◆ WHAT IS REQUIRED ◆
Report, word for word, every line of the material that contains "this".

........

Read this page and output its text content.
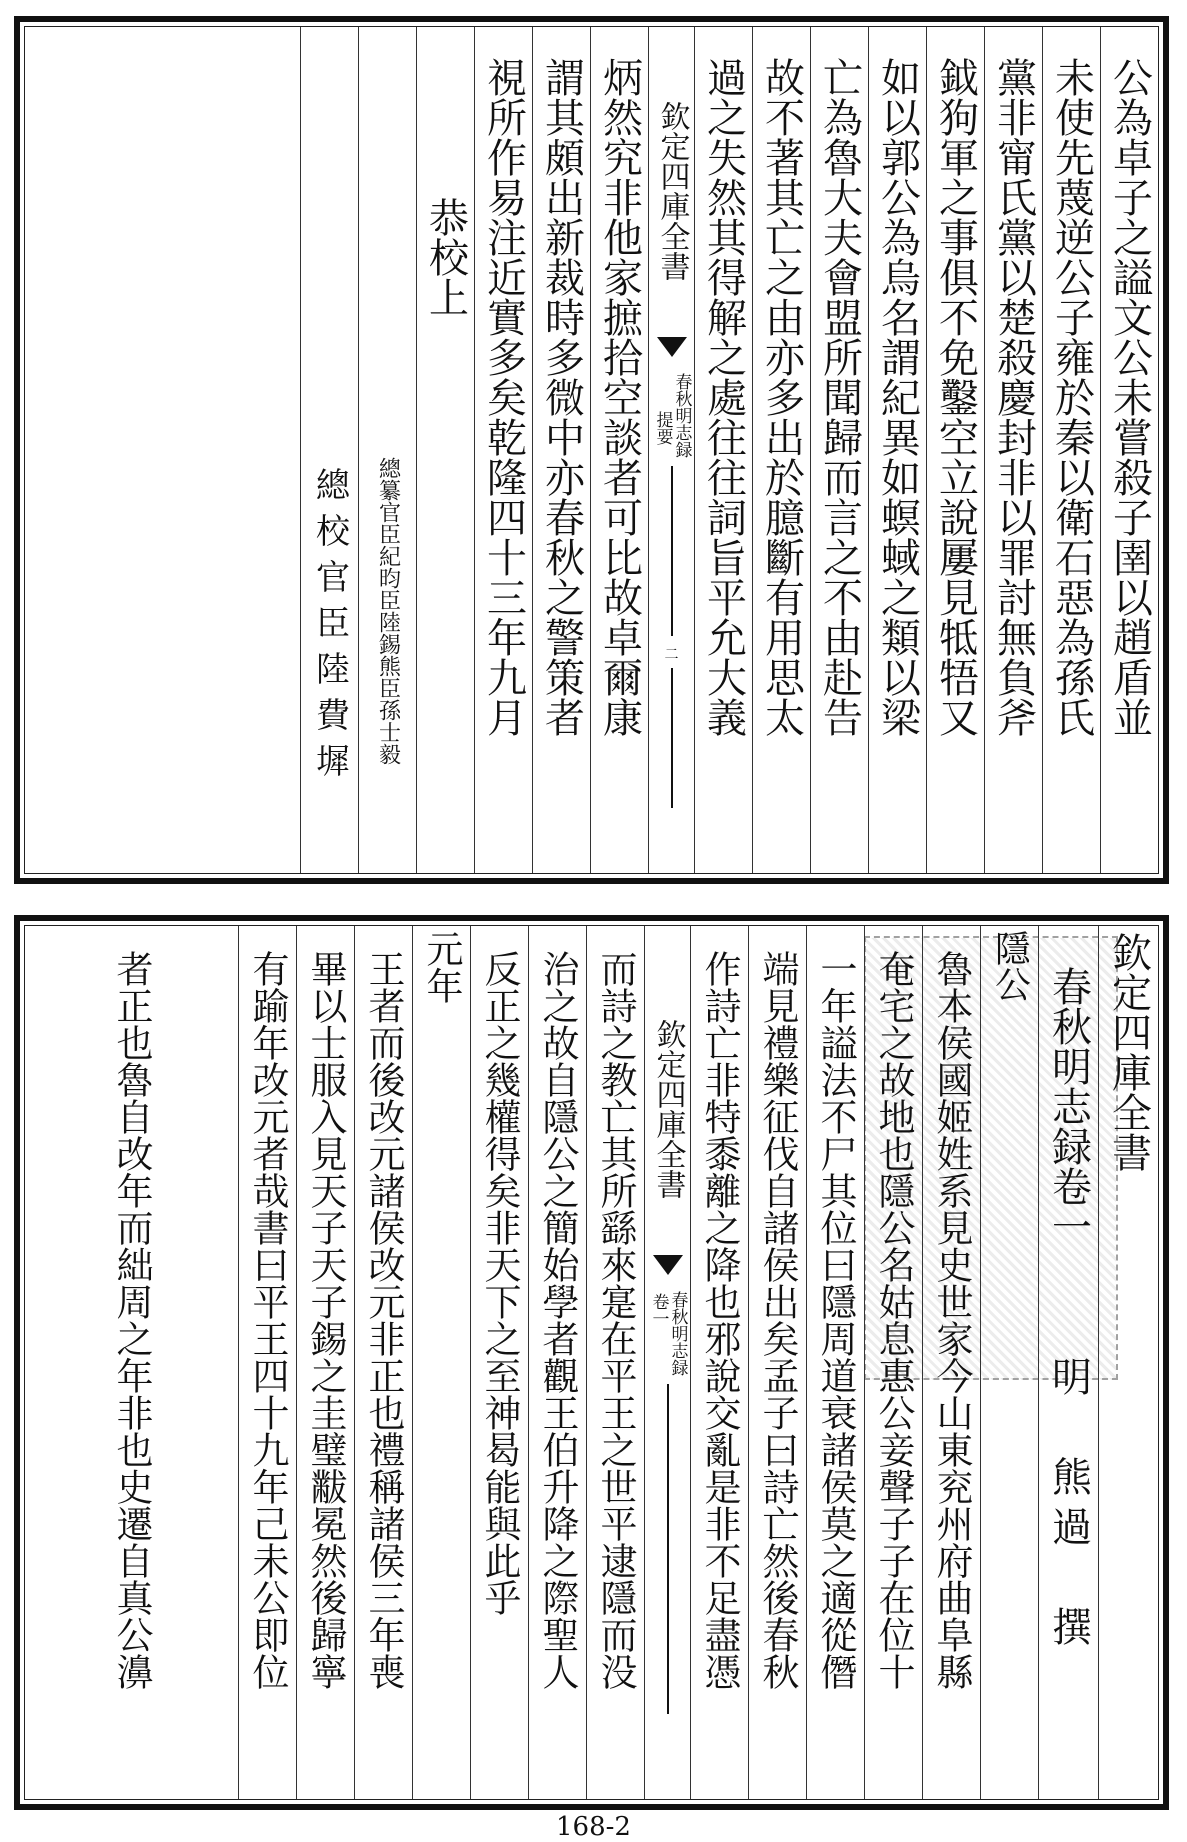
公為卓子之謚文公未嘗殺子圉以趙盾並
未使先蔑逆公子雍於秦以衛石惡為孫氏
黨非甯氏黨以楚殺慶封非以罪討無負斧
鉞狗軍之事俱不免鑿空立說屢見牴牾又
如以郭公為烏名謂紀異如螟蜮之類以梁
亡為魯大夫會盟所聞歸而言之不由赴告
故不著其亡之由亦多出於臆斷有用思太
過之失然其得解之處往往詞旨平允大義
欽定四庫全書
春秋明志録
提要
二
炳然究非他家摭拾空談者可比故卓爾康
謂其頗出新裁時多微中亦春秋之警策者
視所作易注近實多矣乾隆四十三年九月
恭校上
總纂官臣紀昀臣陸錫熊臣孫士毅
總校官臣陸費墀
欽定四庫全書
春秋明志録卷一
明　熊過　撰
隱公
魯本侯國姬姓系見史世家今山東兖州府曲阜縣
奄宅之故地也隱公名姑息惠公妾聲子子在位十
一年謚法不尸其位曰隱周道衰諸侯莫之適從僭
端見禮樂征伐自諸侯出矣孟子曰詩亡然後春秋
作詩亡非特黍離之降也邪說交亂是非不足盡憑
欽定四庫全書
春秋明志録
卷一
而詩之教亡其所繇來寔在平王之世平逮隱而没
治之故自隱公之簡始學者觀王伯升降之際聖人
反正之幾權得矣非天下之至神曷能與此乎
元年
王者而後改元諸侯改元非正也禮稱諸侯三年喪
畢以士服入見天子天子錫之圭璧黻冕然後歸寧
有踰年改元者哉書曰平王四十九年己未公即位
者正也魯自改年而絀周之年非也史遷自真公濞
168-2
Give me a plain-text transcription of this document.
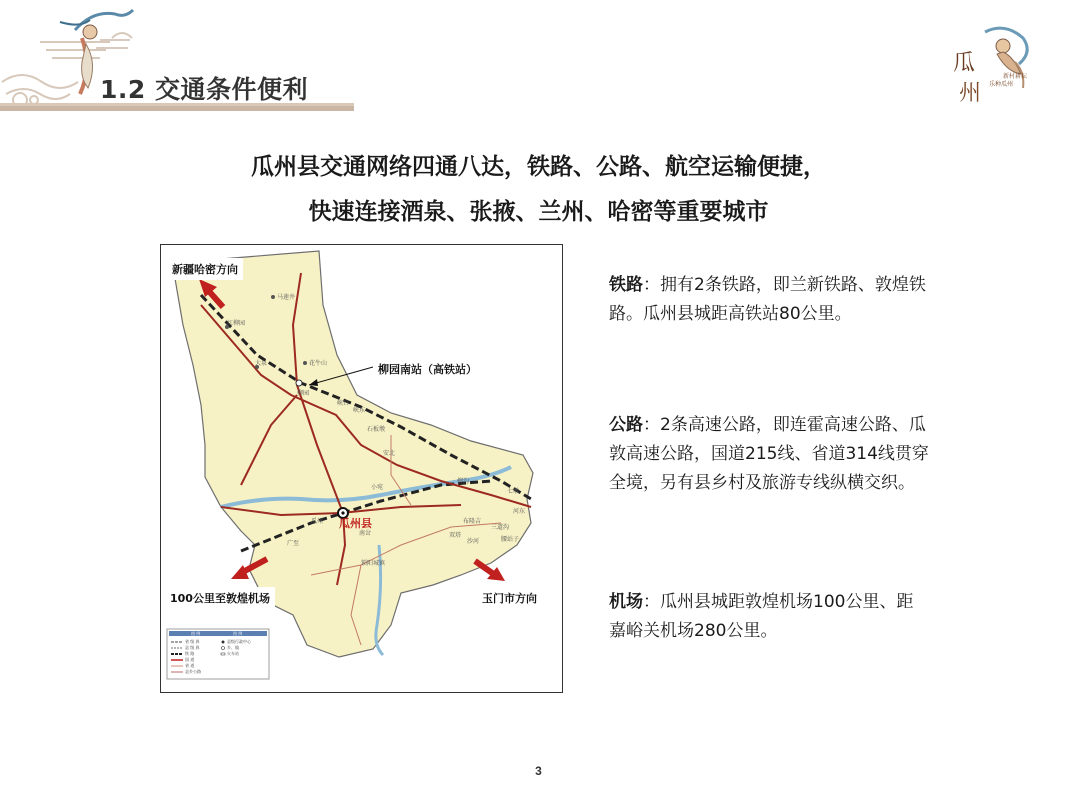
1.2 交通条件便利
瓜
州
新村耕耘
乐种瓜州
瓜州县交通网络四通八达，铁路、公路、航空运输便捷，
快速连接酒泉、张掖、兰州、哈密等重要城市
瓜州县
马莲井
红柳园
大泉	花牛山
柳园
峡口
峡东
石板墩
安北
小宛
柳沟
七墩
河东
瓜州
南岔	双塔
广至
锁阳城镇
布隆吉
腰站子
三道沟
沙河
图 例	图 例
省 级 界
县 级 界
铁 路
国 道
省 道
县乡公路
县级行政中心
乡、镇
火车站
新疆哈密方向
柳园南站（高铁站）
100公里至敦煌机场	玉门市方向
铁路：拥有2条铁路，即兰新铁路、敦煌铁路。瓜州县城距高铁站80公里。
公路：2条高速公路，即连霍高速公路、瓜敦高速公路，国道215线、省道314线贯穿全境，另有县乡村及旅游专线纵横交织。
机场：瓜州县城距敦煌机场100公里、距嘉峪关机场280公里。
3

........

◆ FULL ANSWER ◆
Read this page and output its text content.
Give me a plain-text transcription of this document.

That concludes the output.